- Short task:
Copy every record below, exactly as written.

- Input for this task:
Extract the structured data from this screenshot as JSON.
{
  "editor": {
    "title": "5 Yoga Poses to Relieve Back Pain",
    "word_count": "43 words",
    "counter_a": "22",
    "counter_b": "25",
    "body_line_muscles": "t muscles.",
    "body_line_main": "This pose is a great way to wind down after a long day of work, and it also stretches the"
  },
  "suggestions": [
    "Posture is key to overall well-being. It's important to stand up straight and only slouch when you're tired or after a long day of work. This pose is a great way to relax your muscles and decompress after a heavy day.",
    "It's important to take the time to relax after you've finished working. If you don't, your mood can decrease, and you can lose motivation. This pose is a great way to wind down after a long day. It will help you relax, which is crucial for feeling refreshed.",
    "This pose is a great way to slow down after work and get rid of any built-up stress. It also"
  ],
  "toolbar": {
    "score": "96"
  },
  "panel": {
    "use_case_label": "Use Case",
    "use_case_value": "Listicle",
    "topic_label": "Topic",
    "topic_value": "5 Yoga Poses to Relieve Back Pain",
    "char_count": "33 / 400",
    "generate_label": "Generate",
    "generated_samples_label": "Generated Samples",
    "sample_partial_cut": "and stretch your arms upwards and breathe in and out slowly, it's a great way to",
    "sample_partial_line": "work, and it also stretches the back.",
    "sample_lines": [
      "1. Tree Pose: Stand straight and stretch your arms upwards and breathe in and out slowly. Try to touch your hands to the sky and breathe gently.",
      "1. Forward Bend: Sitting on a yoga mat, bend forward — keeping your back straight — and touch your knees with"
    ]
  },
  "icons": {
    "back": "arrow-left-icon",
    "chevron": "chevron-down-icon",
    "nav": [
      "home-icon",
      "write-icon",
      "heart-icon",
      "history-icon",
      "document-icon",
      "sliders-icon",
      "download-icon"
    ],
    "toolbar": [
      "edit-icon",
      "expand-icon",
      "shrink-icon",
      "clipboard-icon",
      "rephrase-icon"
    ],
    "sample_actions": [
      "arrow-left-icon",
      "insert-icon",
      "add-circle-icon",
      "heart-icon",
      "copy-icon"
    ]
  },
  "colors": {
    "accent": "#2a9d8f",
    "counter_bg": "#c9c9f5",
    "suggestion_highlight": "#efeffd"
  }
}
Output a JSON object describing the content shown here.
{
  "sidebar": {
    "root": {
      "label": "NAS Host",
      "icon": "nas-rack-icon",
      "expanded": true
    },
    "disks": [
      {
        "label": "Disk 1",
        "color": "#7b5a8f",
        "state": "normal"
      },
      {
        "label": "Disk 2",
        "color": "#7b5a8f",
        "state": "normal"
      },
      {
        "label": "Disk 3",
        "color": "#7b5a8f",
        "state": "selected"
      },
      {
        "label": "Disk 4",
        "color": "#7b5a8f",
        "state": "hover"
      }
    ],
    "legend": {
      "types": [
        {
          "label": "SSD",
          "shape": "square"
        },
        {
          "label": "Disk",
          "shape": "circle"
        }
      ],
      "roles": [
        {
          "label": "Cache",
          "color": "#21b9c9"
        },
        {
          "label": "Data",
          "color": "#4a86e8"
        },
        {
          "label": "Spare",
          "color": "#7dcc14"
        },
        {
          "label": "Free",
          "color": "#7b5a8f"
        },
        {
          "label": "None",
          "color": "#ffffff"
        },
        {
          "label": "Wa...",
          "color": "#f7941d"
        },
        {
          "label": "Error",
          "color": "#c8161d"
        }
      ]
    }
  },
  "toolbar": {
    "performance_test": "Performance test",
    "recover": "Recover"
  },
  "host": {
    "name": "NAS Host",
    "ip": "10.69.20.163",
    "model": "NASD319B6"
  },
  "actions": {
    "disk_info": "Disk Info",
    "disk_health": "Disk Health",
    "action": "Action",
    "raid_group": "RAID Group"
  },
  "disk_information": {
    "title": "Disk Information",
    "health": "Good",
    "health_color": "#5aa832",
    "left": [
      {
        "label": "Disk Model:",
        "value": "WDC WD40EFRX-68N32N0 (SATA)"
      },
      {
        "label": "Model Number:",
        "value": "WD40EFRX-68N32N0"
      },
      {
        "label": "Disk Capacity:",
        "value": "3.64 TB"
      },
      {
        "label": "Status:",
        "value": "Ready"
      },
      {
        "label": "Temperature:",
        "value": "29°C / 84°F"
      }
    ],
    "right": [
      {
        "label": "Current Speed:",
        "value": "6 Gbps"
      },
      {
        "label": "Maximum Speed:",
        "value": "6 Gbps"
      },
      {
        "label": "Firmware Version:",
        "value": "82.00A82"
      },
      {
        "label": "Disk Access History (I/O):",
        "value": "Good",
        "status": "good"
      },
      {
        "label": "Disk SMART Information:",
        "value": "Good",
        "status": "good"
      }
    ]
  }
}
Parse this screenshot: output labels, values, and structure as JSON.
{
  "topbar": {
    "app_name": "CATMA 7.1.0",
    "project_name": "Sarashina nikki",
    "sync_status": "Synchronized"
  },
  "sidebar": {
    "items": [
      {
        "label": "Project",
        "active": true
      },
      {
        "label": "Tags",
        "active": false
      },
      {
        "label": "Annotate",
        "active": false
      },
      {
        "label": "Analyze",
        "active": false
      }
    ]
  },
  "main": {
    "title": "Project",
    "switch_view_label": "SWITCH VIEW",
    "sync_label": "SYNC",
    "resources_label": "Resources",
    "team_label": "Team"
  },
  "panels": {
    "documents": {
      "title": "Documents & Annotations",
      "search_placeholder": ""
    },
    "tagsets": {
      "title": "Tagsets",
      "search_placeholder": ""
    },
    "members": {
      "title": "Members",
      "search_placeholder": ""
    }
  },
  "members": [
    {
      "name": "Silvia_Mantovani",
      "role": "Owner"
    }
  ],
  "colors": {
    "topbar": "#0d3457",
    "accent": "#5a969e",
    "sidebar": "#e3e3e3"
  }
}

- Answer to the task:
Extract the structured data from this screenshot as JSON.
{
  "editor": {
    "title": "5 Yoga Poses to Relieve Back Pain",
    "word_count": "43 words",
    "counter_a": "22",
    "counter_b": "25",
    "body_line_muscles": "t muscles.",
    "body_line_main": "This pose is a great way to wind down after a long day of work, and it also stretches the"
  },
  "suggestions": [
    "Posture is key to overall well-being. It's important to stand up straight and only slouch when you're tired or after a long day of work. This pose is a great way to relax your muscles and decompress after a heavy day.",
    "It's important to take the time to relax after you've finished working. If you don't, your mood can decrease, and you can lose motivation. This pose is a great way to wind down after a long day. It will help you relax, which is crucial for feeling refreshed.",
    "This pose is a great way to slow down after work and get rid of any built-up stress. It also"
  ],
  "toolbar": {
    "score": "96"
  },
  "panel": {
    "use_case_label": "Use Case",
    "use_case_value": "Listicle",
    "topic_label": "Topic",
    "topic_value": "5 Yoga Poses to Relieve Back Pain",
    "char_count": "33 / 400",
    "generate_label": "Generate",
    "generated_samples_label": "Generated Samples",
    "sample_partial_cut": "and stretch your arms upwards and breathe in and out slowly, it's a great way to",
    "sample_partial_line": "work, and it also stretches the back.",
    "sample_lines": [
      "1. Tree Pose: Stand straight and stretch your arms upwards and breathe in and out slowly. Try to touch your hands to the sky and breathe gently.",
      "1. Forward Bend: Sitting on a yoga mat, bend forward — keeping your back straight — and touch your knees with"
    ]
  },
  "icons": {
    "back": "arrow-left-icon",
    "chevron": "chevron-down-icon",
    "nav": [
      "home-icon",
      "write-icon",
      "heart-icon",
      "history-icon",
      "document-icon",
      "sliders-icon",
      "download-icon"
    ],
    "toolbar": [
      "edit-icon",
      "expand-icon",
      "shrink-icon",
      "clipboard-icon",
      "rephrase-icon"
    ],
    "sample_actions": [
      "arrow-left-icon",
      "insert-icon",
      "add-circle-icon",
      "heart-icon",
      "copy-icon"
    ]
  },
  "colors": {
    "accent": "#2a9d8f",
    "counter_bg": "#c9c9f5",
    "suggestion_highlight": "#efeffd"
  }
}
Output a JSON object describing the content shown here.
{
  "sidebar": {
    "root": {
      "label": "NAS Host",
      "icon": "nas-rack-icon",
      "expanded": true
    },
    "disks": [
      {
        "label": "Disk 1",
        "color": "#7b5a8f",
        "state": "normal"
      },
      {
        "label": "Disk 2",
        "color": "#7b5a8f",
        "state": "normal"
      },
      {
        "label": "Disk 3",
        "color": "#7b5a8f",
        "state": "selected"
      },
      {
        "label": "Disk 4",
        "color": "#7b5a8f",
        "state": "hover"
      }
    ],
    "legend": {
      "types": [
        {
          "label": "SSD",
          "shape": "square"
        },
        {
          "label": "Disk",
          "shape": "circle"
        }
      ],
      "roles": [
        {
          "label": "Cache",
          "color": "#21b9c9"
        },
        {
          "label": "Data",
          "color": "#4a86e8"
        },
        {
          "label": "Spare",
          "color": "#7dcc14"
        },
        {
          "label": "Free",
          "color": "#7b5a8f"
        },
        {
          "label": "None",
          "color": "#ffffff"
        },
        {
          "label": "Wa...",
          "color": "#f7941d"
        },
        {
          "label": "Error",
          "color": "#c8161d"
        }
      ]
    }
  },
  "toolbar": {
    "performance_test": "Performance test",
    "recover": "Recover"
  },
  "host": {
    "name": "NAS Host",
    "ip": "10.69.20.163",
    "model": "NASD319B6"
  },
  "actions": {
    "disk_info": "Disk Info",
    "disk_health": "Disk Health",
    "action": "Action",
    "raid_group": "RAID Group"
  },
  "disk_information": {
    "title": "Disk Information",
    "health": "Good",
    "health_color": "#5aa832",
    "left": [
      {
        "label": "Disk Model:",
        "value": "WDC WD40EFRX-68N32N0 (SATA)"
      },
      {
        "label": "Model Number:",
        "value": "WD40EFRX-68N32N0"
      },
      {
        "label": "Disk Capacity:",
        "value": "3.64 TB"
      },
      {
        "label": "Status:",
        "value": "Ready"
      },
      {
        "label": "Temperature:",
        "value": "29°C / 84°F"
      }
    ],
    "right": [
      {
        "label": "Current Speed:",
        "value": "6 Gbps"
      },
      {
        "label": "Maximum Speed:",
        "value": "6 Gbps"
      },
      {
        "label": "Firmware Version:",
        "value": "82.00A82"
      },
      {
        "label": "Disk Access History (I/O):",
        "value": "Good",
        "status": "good"
      },
      {
        "label": "Disk SMART Information:",
        "value": "Good",
        "status": "good"
      }
    ]
  }
}
Parse this screenshot: output labels, values, and structure as JSON.
{
  "topbar": {
    "app_name": "CATMA 7.1.0",
    "project_name": "Sarashina nikki",
    "sync_status": "Synchronized"
  },
  "sidebar": {
    "items": [
      {
        "label": "Project",
        "active": true
      },
      {
        "label": "Tags",
        "active": false
      },
      {
        "label": "Annotate",
        "active": false
      },
      {
        "label": "Analyze",
        "active": false
      }
    ]
  },
  "main": {
    "title": "Project",
    "switch_view_label": "SWITCH VIEW",
    "sync_label": "SYNC",
    "resources_label": "Resources",
    "team_label": "Team"
  },
  "panels": {
    "documents": {
      "title": "Documents & Annotations",
      "search_placeholder": ""
    },
    "tagsets": {
      "title": "Tagsets",
      "search_placeholder": ""
    },
    "members": {
      "title": "Members",
      "search_placeholder": ""
    }
  },
  "members": [
    {
      "name": "Silvia_Mantovani",
      "role": "Owner"
    }
  ],
  "colors": {
    "topbar": "#0d3457",
    "accent": "#5a969e",
    "sidebar": "#e3e3e3"
  }
}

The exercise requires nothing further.